— START OF Provided records —

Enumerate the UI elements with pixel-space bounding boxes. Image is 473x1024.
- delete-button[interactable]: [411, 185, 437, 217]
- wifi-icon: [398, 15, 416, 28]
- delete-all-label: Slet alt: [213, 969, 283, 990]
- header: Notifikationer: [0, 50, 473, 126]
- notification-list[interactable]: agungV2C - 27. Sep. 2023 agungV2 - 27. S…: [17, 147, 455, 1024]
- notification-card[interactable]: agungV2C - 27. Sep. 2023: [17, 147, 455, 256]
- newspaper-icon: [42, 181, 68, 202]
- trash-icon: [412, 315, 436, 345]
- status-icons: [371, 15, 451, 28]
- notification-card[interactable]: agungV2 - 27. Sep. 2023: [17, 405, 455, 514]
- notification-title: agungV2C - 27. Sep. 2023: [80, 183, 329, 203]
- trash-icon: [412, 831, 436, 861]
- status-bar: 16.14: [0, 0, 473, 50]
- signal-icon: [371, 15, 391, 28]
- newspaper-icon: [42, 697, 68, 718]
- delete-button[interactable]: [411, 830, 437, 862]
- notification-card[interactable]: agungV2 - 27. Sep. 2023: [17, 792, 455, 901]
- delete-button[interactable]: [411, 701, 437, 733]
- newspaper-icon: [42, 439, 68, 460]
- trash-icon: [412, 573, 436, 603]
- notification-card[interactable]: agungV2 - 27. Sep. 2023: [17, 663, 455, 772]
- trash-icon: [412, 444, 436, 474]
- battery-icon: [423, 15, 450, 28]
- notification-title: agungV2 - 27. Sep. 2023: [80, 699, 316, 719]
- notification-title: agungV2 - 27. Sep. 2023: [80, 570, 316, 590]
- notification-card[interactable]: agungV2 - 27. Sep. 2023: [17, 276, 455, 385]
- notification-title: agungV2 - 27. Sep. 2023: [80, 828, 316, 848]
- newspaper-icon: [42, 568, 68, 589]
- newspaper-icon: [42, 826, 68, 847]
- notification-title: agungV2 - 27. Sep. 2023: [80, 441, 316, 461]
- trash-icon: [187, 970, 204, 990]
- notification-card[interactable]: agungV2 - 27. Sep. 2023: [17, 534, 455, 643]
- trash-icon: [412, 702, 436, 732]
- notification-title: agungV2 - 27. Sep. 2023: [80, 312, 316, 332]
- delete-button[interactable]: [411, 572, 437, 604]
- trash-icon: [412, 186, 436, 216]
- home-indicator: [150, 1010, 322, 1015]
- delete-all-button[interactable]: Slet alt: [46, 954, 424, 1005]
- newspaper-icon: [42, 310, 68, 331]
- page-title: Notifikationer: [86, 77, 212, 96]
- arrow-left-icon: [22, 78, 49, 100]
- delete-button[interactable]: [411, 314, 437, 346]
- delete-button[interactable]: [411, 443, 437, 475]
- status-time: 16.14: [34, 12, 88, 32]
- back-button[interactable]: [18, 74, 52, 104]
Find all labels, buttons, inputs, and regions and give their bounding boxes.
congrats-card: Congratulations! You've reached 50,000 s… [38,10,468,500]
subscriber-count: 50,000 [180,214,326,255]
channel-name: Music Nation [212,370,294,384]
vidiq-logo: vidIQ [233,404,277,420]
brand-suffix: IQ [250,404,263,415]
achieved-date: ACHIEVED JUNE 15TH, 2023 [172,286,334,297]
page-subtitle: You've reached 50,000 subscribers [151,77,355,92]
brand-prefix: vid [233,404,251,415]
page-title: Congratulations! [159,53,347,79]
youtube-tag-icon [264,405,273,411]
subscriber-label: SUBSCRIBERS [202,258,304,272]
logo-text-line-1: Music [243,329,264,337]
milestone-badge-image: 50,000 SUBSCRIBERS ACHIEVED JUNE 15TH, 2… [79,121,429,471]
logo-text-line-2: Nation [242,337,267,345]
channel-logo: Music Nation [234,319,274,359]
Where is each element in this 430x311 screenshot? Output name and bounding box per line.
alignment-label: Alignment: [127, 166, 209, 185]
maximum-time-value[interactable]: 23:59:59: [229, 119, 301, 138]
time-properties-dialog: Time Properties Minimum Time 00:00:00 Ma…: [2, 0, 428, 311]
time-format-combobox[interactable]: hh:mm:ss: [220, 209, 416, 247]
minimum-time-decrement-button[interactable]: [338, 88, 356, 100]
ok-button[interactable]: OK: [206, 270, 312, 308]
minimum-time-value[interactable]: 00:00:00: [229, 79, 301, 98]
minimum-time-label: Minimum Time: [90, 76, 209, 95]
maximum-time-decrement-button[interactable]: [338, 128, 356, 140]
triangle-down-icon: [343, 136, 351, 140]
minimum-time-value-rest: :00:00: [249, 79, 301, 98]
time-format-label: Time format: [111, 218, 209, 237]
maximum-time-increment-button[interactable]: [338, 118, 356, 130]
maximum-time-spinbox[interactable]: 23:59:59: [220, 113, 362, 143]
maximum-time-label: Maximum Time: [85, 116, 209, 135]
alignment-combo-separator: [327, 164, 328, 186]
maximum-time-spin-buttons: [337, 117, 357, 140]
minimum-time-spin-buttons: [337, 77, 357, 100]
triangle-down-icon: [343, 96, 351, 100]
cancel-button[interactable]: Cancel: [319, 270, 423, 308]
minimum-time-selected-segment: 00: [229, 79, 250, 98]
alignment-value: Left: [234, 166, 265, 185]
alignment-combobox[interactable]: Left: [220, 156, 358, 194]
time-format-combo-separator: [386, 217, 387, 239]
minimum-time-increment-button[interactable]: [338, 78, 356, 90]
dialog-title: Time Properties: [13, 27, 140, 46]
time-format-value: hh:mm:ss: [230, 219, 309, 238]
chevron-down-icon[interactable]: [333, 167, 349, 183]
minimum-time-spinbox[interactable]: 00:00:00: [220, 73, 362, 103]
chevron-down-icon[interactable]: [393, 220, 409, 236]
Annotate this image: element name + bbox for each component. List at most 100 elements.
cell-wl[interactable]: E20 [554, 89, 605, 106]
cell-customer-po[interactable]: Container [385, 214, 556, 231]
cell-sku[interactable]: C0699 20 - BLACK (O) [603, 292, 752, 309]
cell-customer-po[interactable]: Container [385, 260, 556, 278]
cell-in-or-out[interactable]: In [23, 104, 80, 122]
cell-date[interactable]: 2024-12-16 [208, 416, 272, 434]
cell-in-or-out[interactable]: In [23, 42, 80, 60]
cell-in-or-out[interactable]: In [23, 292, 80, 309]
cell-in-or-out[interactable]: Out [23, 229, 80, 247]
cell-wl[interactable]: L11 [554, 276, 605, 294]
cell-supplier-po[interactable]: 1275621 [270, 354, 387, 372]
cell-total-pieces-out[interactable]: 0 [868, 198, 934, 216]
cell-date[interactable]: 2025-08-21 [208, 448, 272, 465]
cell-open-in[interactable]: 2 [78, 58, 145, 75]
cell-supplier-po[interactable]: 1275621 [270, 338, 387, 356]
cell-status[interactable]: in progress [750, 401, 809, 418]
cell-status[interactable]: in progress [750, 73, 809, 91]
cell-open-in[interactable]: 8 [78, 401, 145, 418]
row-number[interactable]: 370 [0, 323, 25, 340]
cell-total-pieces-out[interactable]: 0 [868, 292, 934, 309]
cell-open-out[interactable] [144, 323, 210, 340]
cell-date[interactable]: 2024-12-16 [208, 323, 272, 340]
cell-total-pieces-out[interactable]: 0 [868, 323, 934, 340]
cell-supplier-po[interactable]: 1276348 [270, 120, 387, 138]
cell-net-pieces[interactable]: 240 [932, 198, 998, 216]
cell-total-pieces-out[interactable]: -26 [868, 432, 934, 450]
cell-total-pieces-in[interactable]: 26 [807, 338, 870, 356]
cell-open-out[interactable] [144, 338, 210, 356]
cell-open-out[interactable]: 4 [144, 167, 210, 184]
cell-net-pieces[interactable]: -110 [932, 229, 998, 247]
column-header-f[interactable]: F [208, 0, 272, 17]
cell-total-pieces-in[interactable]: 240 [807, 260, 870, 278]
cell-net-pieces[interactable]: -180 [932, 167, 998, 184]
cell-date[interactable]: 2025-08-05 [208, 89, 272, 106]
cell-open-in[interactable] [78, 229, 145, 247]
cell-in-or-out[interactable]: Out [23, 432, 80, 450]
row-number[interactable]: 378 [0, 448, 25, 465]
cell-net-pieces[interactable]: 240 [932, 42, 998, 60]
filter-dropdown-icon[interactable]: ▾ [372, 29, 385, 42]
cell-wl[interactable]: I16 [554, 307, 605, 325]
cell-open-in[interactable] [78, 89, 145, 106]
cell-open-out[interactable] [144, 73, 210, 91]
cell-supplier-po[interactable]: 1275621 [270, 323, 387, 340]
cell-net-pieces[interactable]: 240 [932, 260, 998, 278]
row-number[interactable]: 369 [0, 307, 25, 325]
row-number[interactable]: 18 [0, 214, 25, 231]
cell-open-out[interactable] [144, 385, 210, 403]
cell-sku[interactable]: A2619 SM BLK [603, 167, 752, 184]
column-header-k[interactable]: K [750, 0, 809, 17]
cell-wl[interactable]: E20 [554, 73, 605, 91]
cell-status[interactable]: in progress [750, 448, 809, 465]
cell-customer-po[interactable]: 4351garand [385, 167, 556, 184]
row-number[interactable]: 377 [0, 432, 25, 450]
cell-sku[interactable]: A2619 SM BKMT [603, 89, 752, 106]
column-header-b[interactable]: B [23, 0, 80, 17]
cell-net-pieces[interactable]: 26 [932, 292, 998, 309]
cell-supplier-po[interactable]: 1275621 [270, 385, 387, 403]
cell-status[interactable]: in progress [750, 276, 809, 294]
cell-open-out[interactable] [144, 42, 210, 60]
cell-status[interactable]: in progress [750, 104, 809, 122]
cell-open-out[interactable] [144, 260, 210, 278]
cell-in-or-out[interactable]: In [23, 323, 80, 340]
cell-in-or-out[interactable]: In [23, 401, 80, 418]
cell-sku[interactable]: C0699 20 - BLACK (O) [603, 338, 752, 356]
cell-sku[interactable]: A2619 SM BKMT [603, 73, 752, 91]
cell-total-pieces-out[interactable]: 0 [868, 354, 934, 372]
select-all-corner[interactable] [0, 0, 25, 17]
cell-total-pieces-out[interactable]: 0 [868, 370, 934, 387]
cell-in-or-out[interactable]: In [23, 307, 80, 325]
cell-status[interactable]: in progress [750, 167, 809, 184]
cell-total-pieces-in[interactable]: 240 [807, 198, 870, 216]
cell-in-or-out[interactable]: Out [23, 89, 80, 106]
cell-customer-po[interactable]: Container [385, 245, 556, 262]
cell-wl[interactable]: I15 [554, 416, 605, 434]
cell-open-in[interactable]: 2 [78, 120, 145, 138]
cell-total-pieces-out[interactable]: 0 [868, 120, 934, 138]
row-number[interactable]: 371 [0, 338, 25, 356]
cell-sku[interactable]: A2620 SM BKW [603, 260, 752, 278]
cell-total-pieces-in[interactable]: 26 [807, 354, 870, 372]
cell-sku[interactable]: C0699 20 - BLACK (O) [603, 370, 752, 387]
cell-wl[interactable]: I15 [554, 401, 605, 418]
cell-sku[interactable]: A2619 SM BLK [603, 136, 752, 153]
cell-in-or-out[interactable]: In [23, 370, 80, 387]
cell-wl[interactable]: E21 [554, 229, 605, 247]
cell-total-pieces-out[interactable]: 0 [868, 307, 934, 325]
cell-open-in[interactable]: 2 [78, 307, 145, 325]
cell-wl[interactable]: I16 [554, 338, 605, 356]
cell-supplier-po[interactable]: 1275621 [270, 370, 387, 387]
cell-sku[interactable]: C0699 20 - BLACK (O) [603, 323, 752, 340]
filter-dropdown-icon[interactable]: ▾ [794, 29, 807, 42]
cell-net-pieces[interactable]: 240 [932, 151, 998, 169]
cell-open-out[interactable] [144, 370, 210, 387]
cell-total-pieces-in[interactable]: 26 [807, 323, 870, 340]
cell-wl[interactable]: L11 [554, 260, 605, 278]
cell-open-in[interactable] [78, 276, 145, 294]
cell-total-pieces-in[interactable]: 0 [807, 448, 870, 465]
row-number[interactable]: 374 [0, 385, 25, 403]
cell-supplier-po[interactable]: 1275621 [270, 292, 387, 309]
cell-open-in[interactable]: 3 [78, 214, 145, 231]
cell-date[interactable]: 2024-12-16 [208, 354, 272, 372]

— END OF Provided records —

Prompt » Arrange the lines of the items above as a JSON list of strings, one string per line, skipping any blank lines. Begin at the first line of the items and stop after the line that contains "- header: Notifikationer: [0, 50, 473, 126]".

Exercise result »
[
  "Enumerate the UI elements with pixel-space bounding boxes. Image is 473x1024.",
  "- delete-button[interactable]: [411, 185, 437, 217]",
  "- wifi-icon: [398, 15, 416, 28]",
  "- delete-all-label: Slet alt: [213, 969, 283, 990]",
  "- header: Notifikationer: [0, 50, 473, 126]"
]